- **INSTRUCTIONS FOR THE TASK**
Write every line out verbatim and omit the pictures.

- **DATA SHOWN**
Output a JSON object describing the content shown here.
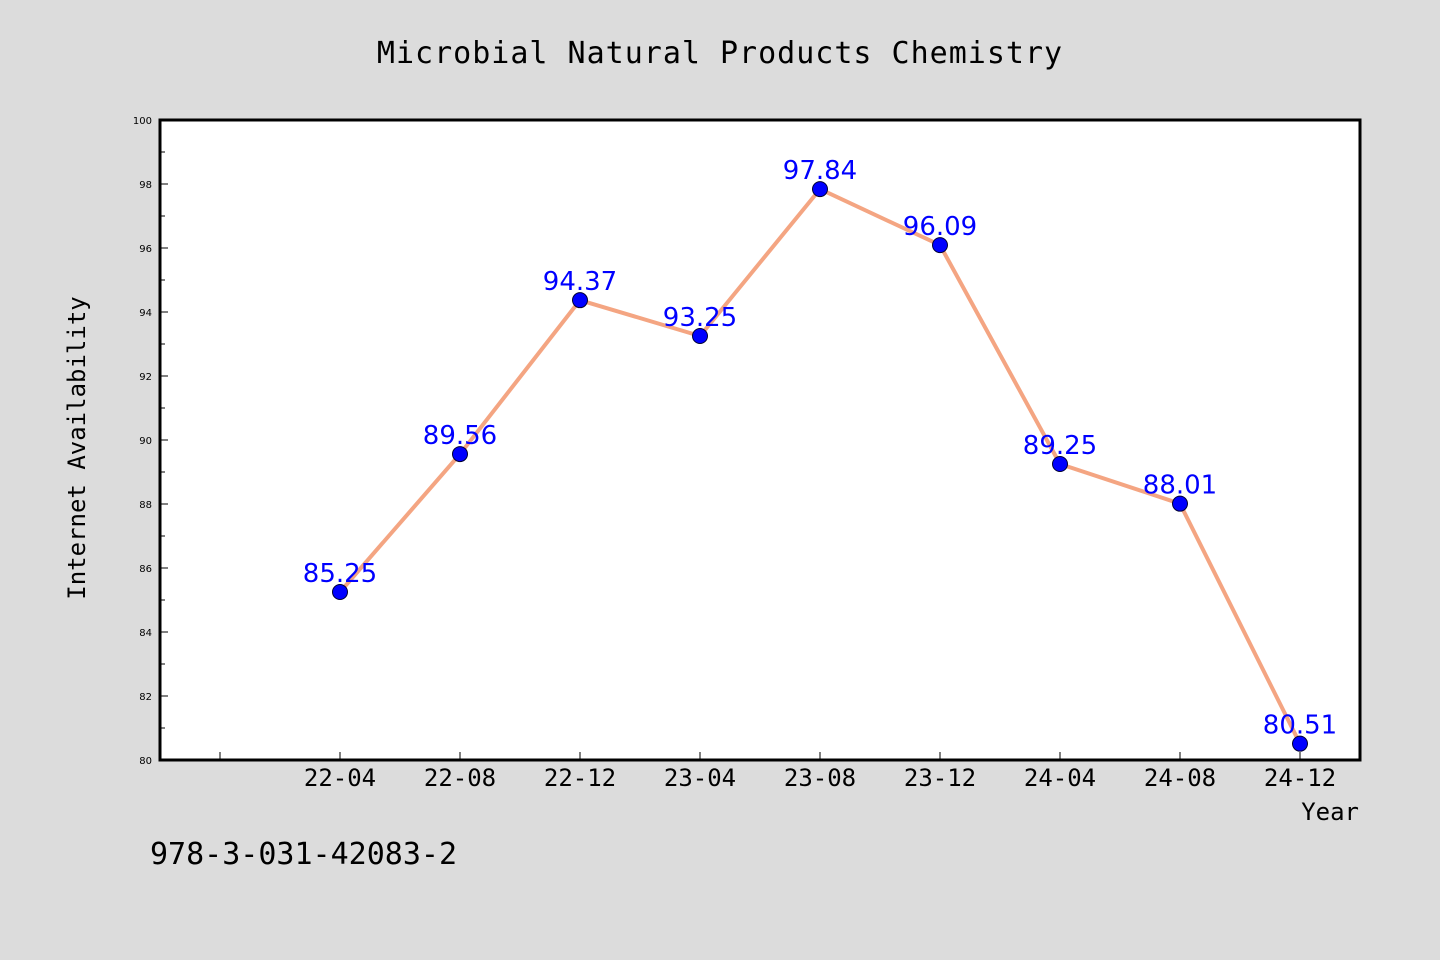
{
  "page": {
    "footer_code": "978-3-031-42083-2",
    "background_color": "#dcdcdc",
    "plot_background_color": "#ffffff"
  },
  "chart_data": {
    "type": "line",
    "title": "Microbial Natural Products Chemistry",
    "xlabel": "Year",
    "ylabel": "Internet Availability",
    "categories": [
      "22-04",
      "22-08",
      "22-12",
      "23-04",
      "23-08",
      "23-12",
      "24-04",
      "24-08",
      "24-12"
    ],
    "series": [
      {
        "values": [
          85.25,
          89.56,
          94.37,
          93.25,
          97.84,
          96.09,
          89.25,
          88.01,
          80.51
        ],
        "data_labels": [
          "85.25",
          "89.56",
          "94.37",
          "93.25",
          "97.84",
          "96.09",
          "89.25",
          "88.01",
          "80.51"
        ],
        "line_color": "#f4a582",
        "marker_color": "#0000ff",
        "label_color": "#0000ff"
      }
    ],
    "ylim": [
      80,
      100
    ],
    "yticks": [
      "80",
      "82",
      "84",
      "86",
      "88",
      "90",
      "92",
      "94",
      "96",
      "98",
      "100"
    ],
    "grid": false,
    "legend": "none"
  }
}
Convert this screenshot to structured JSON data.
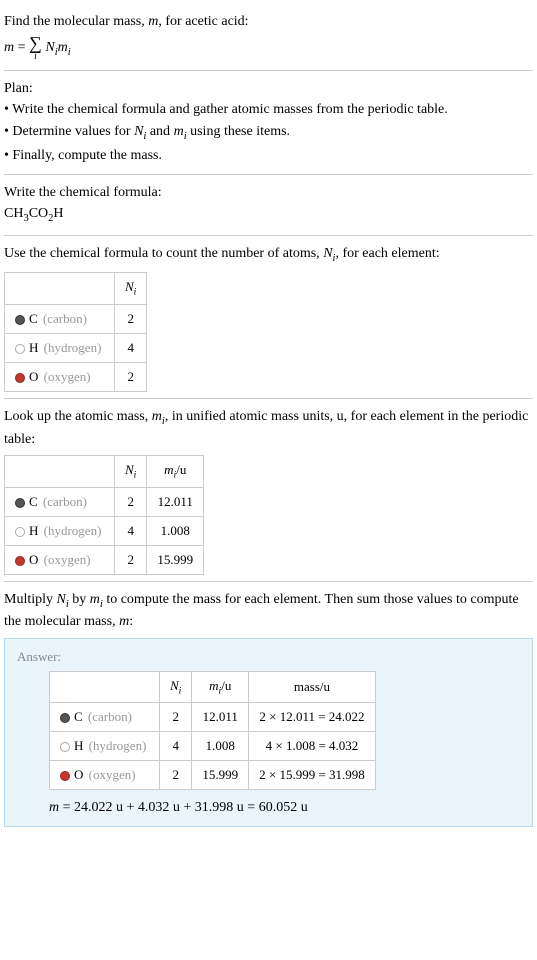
{
  "intro": {
    "prompt": "Find the molecular mass, m, for acetic acid:",
    "formula_lhs": "m",
    "formula_eq": " = ",
    "sigma_sub": "i",
    "formula_rhs": "N_i m_i"
  },
  "plan": {
    "heading": "Plan:",
    "bullets": [
      "Write the chemical formula and gather atomic masses from the periodic table.",
      "Determine values for N_i and m_i using these items.",
      "Finally, compute the mass."
    ]
  },
  "chemFormula": {
    "heading": "Write the chemical formula:",
    "formula_text": "CH_3CO_2H"
  },
  "countSection": {
    "heading": "Use the chemical formula to count the number of atoms, N_i, for each element:",
    "headers": [
      "",
      "N_i"
    ],
    "rows": [
      {
        "dot": "c",
        "sym": "C",
        "name": "(carbon)",
        "n": "2"
      },
      {
        "dot": "h",
        "sym": "H",
        "name": "(hydrogen)",
        "n": "4"
      },
      {
        "dot": "o",
        "sym": "O",
        "name": "(oxygen)",
        "n": "2"
      }
    ]
  },
  "massSection": {
    "heading": "Look up the atomic mass, m_i, in unified atomic mass units, u, for each element in the periodic table:",
    "headers": [
      "",
      "N_i",
      "m_i/u"
    ],
    "rows": [
      {
        "dot": "c",
        "sym": "C",
        "name": "(carbon)",
        "n": "2",
        "m": "12.011"
      },
      {
        "dot": "h",
        "sym": "H",
        "name": "(hydrogen)",
        "n": "4",
        "m": "1.008"
      },
      {
        "dot": "o",
        "sym": "O",
        "name": "(oxygen)",
        "n": "2",
        "m": "15.999"
      }
    ]
  },
  "finalSection": {
    "heading": "Multiply N_i by m_i to compute the mass for each element. Then sum those values to compute the molecular mass, m:",
    "answerLabel": "Answer:",
    "headers": [
      "",
      "N_i",
      "m_i/u",
      "mass/u"
    ],
    "rows": [
      {
        "dot": "c",
        "sym": "C",
        "name": "(carbon)",
        "n": "2",
        "m": "12.011",
        "calc": "2 × 12.011 = 24.022"
      },
      {
        "dot": "h",
        "sym": "H",
        "name": "(hydrogen)",
        "n": "4",
        "m": "1.008",
        "calc": "4 × 1.008 = 4.032"
      },
      {
        "dot": "o",
        "sym": "O",
        "name": "(oxygen)",
        "n": "2",
        "m": "15.999",
        "calc": "2 × 15.999 = 31.998"
      }
    ],
    "finalEq": "m = 24.022 u + 4.032 u + 31.998 u = 60.052 u"
  },
  "colors": {
    "answer_bg": "#eaf4fb",
    "answer_border": "#b8d8ed",
    "muted": "#999999"
  }
}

- **ANSWER FOR THIS EXERCISE**
Output a JSON object describing the content shown here.
{
  "page": {
    "footer_code": "978-3-031-42083-2",
    "background_color": "#dcdcdc",
    "plot_background_color": "#ffffff"
  },
  "chart_data": {
    "type": "line",
    "title": "Microbial Natural Products Chemistry",
    "xlabel": "Year",
    "ylabel": "Internet Availability",
    "categories": [
      "22-04",
      "22-08",
      "22-12",
      "23-04",
      "23-08",
      "23-12",
      "24-04",
      "24-08",
      "24-12"
    ],
    "series": [
      {
        "values": [
          85.25,
          89.56,
          94.37,
          93.25,
          97.84,
          96.09,
          89.25,
          88.01,
          80.51
        ],
        "data_labels": [
          "85.25",
          "89.56",
          "94.37",
          "93.25",
          "97.84",
          "96.09",
          "89.25",
          "88.01",
          "80.51"
        ],
        "line_color": "#f4a582",
        "marker_color": "#0000ff",
        "label_color": "#0000ff"
      }
    ],
    "ylim": [
      80,
      100
    ],
    "yticks": [
      "80",
      "82",
      "84",
      "86",
      "88",
      "90",
      "92",
      "94",
      "96",
      "98",
      "100"
    ],
    "grid": false,
    "legend": "none"
  }
}
Convert this screenshot to structured JSON data.
{
  "intro": {
    "prompt": "Find the molecular mass, m, for acetic acid:",
    "formula_lhs": "m",
    "formula_eq": " = ",
    "sigma_sub": "i",
    "formula_rhs": "N_i m_i"
  },
  "plan": {
    "heading": "Plan:",
    "bullets": [
      "Write the chemical formula and gather atomic masses from the periodic table.",
      "Determine values for N_i and m_i using these items.",
      "Finally, compute the mass."
    ]
  },
  "chemFormula": {
    "heading": "Write the chemical formula:",
    "formula_text": "CH_3CO_2H"
  },
  "countSection": {
    "heading": "Use the chemical formula to count the number of atoms, N_i, for each element:",
    "headers": [
      "",
      "N_i"
    ],
    "rows": [
      {
        "dot": "c",
        "sym": "C",
        "name": "(carbon)",
        "n": "2"
      },
      {
        "dot": "h",
        "sym": "H",
        "name": "(hydrogen)",
        "n": "4"
      },
      {
        "dot": "o",
        "sym": "O",
        "name": "(oxygen)",
        "n": "2"
      }
    ]
  },
  "massSection": {
    "heading": "Look up the atomic mass, m_i, in unified atomic mass units, u, for each element in the periodic table:",
    "headers": [
      "",
      "N_i",
      "m_i/u"
    ],
    "rows": [
      {
        "dot": "c",
        "sym": "C",
        "name": "(carbon)",
        "n": "2",
        "m": "12.011"
      },
      {
        "dot": "h",
        "sym": "H",
        "name": "(hydrogen)",
        "n": "4",
        "m": "1.008"
      },
      {
        "dot": "o",
        "sym": "O",
        "name": "(oxygen)",
        "n": "2",
        "m": "15.999"
      }
    ]
  },
  "finalSection": {
    "heading": "Multiply N_i by m_i to compute the mass for each element. Then sum those values to compute the molecular mass, m:",
    "answerLabel": "Answer:",
    "headers": [
      "",
      "N_i",
      "m_i/u",
      "mass/u"
    ],
    "rows": [
      {
        "dot": "c",
        "sym": "C",
        "name": "(carbon)",
        "n": "2",
        "m": "12.011",
        "calc": "2 × 12.011 = 24.022"
      },
      {
        "dot": "h",
        "sym": "H",
        "name": "(hydrogen)",
        "n": "4",
        "m": "1.008",
        "calc": "4 × 1.008 = 4.032"
      },
      {
        "dot": "o",
        "sym": "O",
        "name": "(oxygen)",
        "n": "2",
        "m": "15.999",
        "calc": "2 × 15.999 = 31.998"
      }
    ],
    "finalEq": "m = 24.022 u + 4.032 u + 31.998 u = 60.052 u"
  },
  "colors": {
    "answer_bg": "#eaf4fb",
    "answer_border": "#b8d8ed",
    "muted": "#999999"
  }
}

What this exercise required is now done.